• _Required work_: In this exercise, reproduce all the entries that follow exactly.

-- Start --

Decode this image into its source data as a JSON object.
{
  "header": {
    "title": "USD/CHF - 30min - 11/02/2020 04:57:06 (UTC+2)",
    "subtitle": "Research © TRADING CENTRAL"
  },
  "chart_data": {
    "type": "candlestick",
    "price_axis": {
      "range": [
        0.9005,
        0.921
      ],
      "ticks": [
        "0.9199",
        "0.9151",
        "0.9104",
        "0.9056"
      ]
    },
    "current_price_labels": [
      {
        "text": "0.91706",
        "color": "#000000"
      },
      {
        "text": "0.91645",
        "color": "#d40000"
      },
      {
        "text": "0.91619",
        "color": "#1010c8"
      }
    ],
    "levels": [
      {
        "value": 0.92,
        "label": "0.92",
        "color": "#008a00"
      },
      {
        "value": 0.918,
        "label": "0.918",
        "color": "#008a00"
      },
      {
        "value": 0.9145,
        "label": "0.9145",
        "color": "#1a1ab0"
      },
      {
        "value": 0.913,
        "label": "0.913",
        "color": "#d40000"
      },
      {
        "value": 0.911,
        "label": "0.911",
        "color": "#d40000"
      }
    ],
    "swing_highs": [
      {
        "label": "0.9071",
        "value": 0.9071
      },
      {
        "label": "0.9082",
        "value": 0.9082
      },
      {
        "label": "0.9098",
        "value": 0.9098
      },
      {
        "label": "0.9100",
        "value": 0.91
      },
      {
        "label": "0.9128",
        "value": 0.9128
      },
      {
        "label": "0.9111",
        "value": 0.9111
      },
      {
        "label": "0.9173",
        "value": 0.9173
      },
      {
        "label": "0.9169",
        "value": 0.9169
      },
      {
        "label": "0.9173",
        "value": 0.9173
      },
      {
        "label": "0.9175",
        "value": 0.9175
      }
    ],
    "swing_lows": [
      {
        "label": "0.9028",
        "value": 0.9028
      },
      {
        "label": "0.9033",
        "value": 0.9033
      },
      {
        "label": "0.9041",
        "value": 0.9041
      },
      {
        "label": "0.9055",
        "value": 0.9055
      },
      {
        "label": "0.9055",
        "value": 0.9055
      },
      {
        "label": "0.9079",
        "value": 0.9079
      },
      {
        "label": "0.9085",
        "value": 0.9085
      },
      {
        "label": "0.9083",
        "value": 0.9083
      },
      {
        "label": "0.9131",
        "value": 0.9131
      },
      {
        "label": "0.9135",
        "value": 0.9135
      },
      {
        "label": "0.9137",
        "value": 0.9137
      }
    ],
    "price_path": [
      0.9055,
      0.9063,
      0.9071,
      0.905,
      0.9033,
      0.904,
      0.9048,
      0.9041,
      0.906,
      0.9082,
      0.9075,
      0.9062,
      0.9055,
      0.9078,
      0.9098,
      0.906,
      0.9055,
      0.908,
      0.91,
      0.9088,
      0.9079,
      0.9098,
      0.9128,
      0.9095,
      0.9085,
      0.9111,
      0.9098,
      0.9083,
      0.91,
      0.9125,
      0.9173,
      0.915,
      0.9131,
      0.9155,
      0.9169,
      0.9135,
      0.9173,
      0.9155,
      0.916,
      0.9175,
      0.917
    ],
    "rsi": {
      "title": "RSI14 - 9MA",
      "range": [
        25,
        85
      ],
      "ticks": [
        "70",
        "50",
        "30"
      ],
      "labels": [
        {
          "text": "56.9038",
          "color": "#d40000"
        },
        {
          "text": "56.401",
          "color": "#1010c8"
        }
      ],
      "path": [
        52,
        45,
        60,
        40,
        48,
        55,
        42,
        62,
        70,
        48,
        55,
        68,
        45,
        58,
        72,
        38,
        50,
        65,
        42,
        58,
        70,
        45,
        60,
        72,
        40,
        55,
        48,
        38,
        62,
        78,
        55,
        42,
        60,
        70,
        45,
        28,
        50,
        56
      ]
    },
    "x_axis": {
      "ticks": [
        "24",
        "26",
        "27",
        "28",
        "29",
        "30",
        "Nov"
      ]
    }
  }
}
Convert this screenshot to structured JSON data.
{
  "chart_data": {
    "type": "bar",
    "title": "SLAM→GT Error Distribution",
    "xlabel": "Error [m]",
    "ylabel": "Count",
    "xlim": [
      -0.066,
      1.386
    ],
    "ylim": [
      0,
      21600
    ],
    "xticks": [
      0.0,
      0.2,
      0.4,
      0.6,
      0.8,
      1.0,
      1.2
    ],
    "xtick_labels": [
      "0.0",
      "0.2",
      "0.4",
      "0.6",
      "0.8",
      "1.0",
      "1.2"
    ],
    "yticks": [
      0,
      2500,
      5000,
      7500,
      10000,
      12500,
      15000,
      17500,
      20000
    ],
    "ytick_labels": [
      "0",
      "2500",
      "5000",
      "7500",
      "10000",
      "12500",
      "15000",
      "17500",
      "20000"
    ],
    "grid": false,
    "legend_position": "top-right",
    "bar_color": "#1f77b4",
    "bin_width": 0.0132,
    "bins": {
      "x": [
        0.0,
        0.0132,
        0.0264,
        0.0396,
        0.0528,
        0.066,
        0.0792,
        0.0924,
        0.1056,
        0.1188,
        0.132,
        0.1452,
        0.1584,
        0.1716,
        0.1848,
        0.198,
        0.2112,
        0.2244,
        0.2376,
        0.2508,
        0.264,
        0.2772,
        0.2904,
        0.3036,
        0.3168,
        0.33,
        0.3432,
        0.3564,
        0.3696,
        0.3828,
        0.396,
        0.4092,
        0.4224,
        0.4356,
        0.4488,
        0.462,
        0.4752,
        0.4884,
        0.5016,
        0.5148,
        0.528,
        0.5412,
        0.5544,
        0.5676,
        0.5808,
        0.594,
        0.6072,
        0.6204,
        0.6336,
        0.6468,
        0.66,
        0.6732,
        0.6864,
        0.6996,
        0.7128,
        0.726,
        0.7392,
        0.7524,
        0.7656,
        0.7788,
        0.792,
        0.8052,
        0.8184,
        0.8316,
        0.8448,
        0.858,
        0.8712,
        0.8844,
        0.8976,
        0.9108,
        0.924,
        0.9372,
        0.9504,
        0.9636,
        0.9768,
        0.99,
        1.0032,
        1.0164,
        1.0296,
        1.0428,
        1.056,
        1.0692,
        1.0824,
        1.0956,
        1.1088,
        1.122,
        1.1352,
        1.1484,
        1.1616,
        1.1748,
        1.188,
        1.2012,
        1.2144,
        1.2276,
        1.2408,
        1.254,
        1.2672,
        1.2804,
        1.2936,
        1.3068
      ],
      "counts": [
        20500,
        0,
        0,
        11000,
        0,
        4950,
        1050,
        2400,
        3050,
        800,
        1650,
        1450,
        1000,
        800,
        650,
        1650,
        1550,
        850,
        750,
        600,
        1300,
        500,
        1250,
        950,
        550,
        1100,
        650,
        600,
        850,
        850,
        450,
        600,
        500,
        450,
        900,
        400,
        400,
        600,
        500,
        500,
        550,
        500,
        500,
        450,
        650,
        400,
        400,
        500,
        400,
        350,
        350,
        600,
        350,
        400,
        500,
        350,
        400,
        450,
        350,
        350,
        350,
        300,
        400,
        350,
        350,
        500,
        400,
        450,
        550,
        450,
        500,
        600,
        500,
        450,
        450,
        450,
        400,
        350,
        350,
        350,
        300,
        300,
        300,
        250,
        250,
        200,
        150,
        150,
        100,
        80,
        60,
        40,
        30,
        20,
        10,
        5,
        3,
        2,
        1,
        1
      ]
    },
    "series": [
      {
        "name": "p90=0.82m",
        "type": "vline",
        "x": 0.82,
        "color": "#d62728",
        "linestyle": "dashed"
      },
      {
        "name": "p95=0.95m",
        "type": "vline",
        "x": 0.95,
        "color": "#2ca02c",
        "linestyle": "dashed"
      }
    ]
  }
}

-- End --

• _Solution for this task_:
Decode this image into its source data as a JSON object.
{
  "header": {
    "title": "USD/CHF - 30min - 11/02/2020 04:57:06 (UTC+2)",
    "subtitle": "Research © TRADING CENTRAL"
  },
  "chart_data": {
    "type": "candlestick",
    "price_axis": {
      "range": [
        0.9005,
        0.921
      ],
      "ticks": [
        "0.9199",
        "0.9151",
        "0.9104",
        "0.9056"
      ]
    },
    "current_price_labels": [
      {
        "text": "0.91706",
        "color": "#000000"
      },
      {
        "text": "0.91645",
        "color": "#d40000"
      },
      {
        "text": "0.91619",
        "color": "#1010c8"
      }
    ],
    "levels": [
      {
        "value": 0.92,
        "label": "0.92",
        "color": "#008a00"
      },
      {
        "value": 0.918,
        "label": "0.918",
        "color": "#008a00"
      },
      {
        "value": 0.9145,
        "label": "0.9145",
        "color": "#1a1ab0"
      },
      {
        "value": 0.913,
        "label": "0.913",
        "color": "#d40000"
      },
      {
        "value": 0.911,
        "label": "0.911",
        "color": "#d40000"
      }
    ],
    "swing_highs": [
      {
        "label": "0.9071",
        "value": 0.9071
      },
      {
        "label": "0.9082",
        "value": 0.9082
      },
      {
        "label": "0.9098",
        "value": 0.9098
      },
      {
        "label": "0.9100",
        "value": 0.91
      },
      {
        "label": "0.9128",
        "value": 0.9128
      },
      {
        "label": "0.9111",
        "value": 0.9111
      },
      {
        "label": "0.9173",
        "value": 0.9173
      },
      {
        "label": "0.9169",
        "value": 0.9169
      },
      {
        "label": "0.9173",
        "value": 0.9173
      },
      {
        "label": "0.9175",
        "value": 0.9175
      }
    ],
    "swing_lows": [
      {
        "label": "0.9028",
        "value": 0.9028
      },
      {
        "label": "0.9033",
        "value": 0.9033
      },
      {
        "label": "0.9041",
        "value": 0.9041
      },
      {
        "label": "0.9055",
        "value": 0.9055
      },
      {
        "label": "0.9055",
        "value": 0.9055
      },
      {
        "label": "0.9079",
        "value": 0.9079
      },
      {
        "label": "0.9085",
        "value": 0.9085
      },
      {
        "label": "0.9083",
        "value": 0.9083
      },
      {
        "label": "0.9131",
        "value": 0.9131
      },
      {
        "label": "0.9135",
        "value": 0.9135
      },
      {
        "label": "0.9137",
        "value": 0.9137
      }
    ],
    "price_path": [
      0.9055,
      0.9063,
      0.9071,
      0.905,
      0.9033,
      0.904,
      0.9048,
      0.9041,
      0.906,
      0.9082,
      0.9075,
      0.9062,
      0.9055,
      0.9078,
      0.9098,
      0.906,
      0.9055,
      0.908,
      0.91,
      0.9088,
      0.9079,
      0.9098,
      0.9128,
      0.9095,
      0.9085,
      0.9111,
      0.9098,
      0.9083,
      0.91,
      0.9125,
      0.9173,
      0.915,
      0.9131,
      0.9155,
      0.9169,
      0.9135,
      0.9173,
      0.9155,
      0.916,
      0.9175,
      0.917
    ],
    "rsi": {
      "title": "RSI14 - 9MA",
      "range": [
        25,
        85
      ],
      "ticks": [
        "70",
        "50",
        "30"
      ],
      "labels": [
        {
          "text": "56.9038",
          "color": "#d40000"
        },
        {
          "text": "56.401",
          "color": "#1010c8"
        }
      ],
      "path": [
        52,
        45,
        60,
        40,
        48,
        55,
        42,
        62,
        70,
        48,
        55,
        68,
        45,
        58,
        72,
        38,
        50,
        65,
        42,
        58,
        70,
        45,
        60,
        72,
        40,
        55,
        48,
        38,
        62,
        78,
        55,
        42,
        60,
        70,
        45,
        28,
        50,
        56
      ]
    },
    "x_axis": {
      "ticks": [
        "24",
        "26",
        "27",
        "28",
        "29",
        "30",
        "Nov"
      ]
    }
  }
}
Convert this screenshot to structured JSON data.
{
  "chart_data": {
    "type": "bar",
    "title": "SLAM→GT Error Distribution",
    "xlabel": "Error [m]",
    "ylabel": "Count",
    "xlim": [
      -0.066,
      1.386
    ],
    "ylim": [
      0,
      21600
    ],
    "xticks": [
      0.0,
      0.2,
      0.4,
      0.6,
      0.8,
      1.0,
      1.2
    ],
    "xtick_labels": [
      "0.0",
      "0.2",
      "0.4",
      "0.6",
      "0.8",
      "1.0",
      "1.2"
    ],
    "yticks": [
      0,
      2500,
      5000,
      7500,
      10000,
      12500,
      15000,
      17500,
      20000
    ],
    "ytick_labels": [
      "0",
      "2500",
      "5000",
      "7500",
      "10000",
      "12500",
      "15000",
      "17500",
      "20000"
    ],
    "grid": false,
    "legend_position": "top-right",
    "bar_color": "#1f77b4",
    "bin_width": 0.0132,
    "bins": {
      "x": [
        0.0,
        0.0132,
        0.0264,
        0.0396,
        0.0528,
        0.066,
        0.0792,
        0.0924,
        0.1056,
        0.1188,
        0.132,
        0.1452,
        0.1584,
        0.1716,
        0.1848,
        0.198,
        0.2112,
        0.2244,
        0.2376,
        0.2508,
        0.264,
        0.2772,
        0.2904,
        0.3036,
        0.3168,
        0.33,
        0.3432,
        0.3564,
        0.3696,
        0.3828,
        0.396,
        0.4092,
        0.4224,
        0.4356,
        0.4488,
        0.462,
        0.4752,
        0.4884,
        0.5016,
        0.5148,
        0.528,
        0.5412,
        0.5544,
        0.5676,
        0.5808,
        0.594,
        0.6072,
        0.6204,
        0.6336,
        0.6468,
        0.66,
        0.6732,
        0.6864,
        0.6996,
        0.7128,
        0.726,
        0.7392,
        0.7524,
        0.7656,
        0.7788,
        0.792,
        0.8052,
        0.8184,
        0.8316,
        0.8448,
        0.858,
        0.8712,
        0.8844,
        0.8976,
        0.9108,
        0.924,
        0.9372,
        0.9504,
        0.9636,
        0.9768,
        0.99,
        1.0032,
        1.0164,
        1.0296,
        1.0428,
        1.056,
        1.0692,
        1.0824,
        1.0956,
        1.1088,
        1.122,
        1.1352,
        1.1484,
        1.1616,
        1.1748,
        1.188,
        1.2012,
        1.2144,
        1.2276,
        1.2408,
        1.254,
        1.2672,
        1.2804,
        1.2936,
        1.3068
      ],
      "counts": [
        20500,
        0,
        0,
        11000,
        0,
        4950,
        1050,
        2400,
        3050,
        800,
        1650,
        1450,
        1000,
        800,
        650,
        1650,
        1550,
        850,
        750,
        600,
        1300,
        500,
        1250,
        950,
        550,
        1100,
        650,
        600,
        850,
        850,
        450,
        600,
        500,
        450,
        900,
        400,
        400,
        600,
        500,
        500,
        550,
        500,
        500,
        450,
        650,
        400,
        400,
        500,
        400,
        350,
        350,
        600,
        350,
        400,
        500,
        350,
        400,
        450,
        350,
        350,
        350,
        300,
        400,
        350,
        350,
        500,
        400,
        450,
        550,
        450,
        500,
        600,
        500,
        450,
        450,
        450,
        400,
        350,
        350,
        350,
        300,
        300,
        300,
        250,
        250,
        200,
        150,
        150,
        100,
        80,
        60,
        40,
        30,
        20,
        10,
        5,
        3,
        2,
        1,
        1
      ]
    },
    "series": [
      {
        "name": "p90=0.82m",
        "type": "vline",
        "x": 0.82,
        "color": "#d62728",
        "linestyle": "dashed"
      },
      {
        "name": "p95=0.95m",
        "type": "vline",
        "x": 0.95,
        "color": "#2ca02c",
        "linestyle": "dashed"
      }
    ]
  }
}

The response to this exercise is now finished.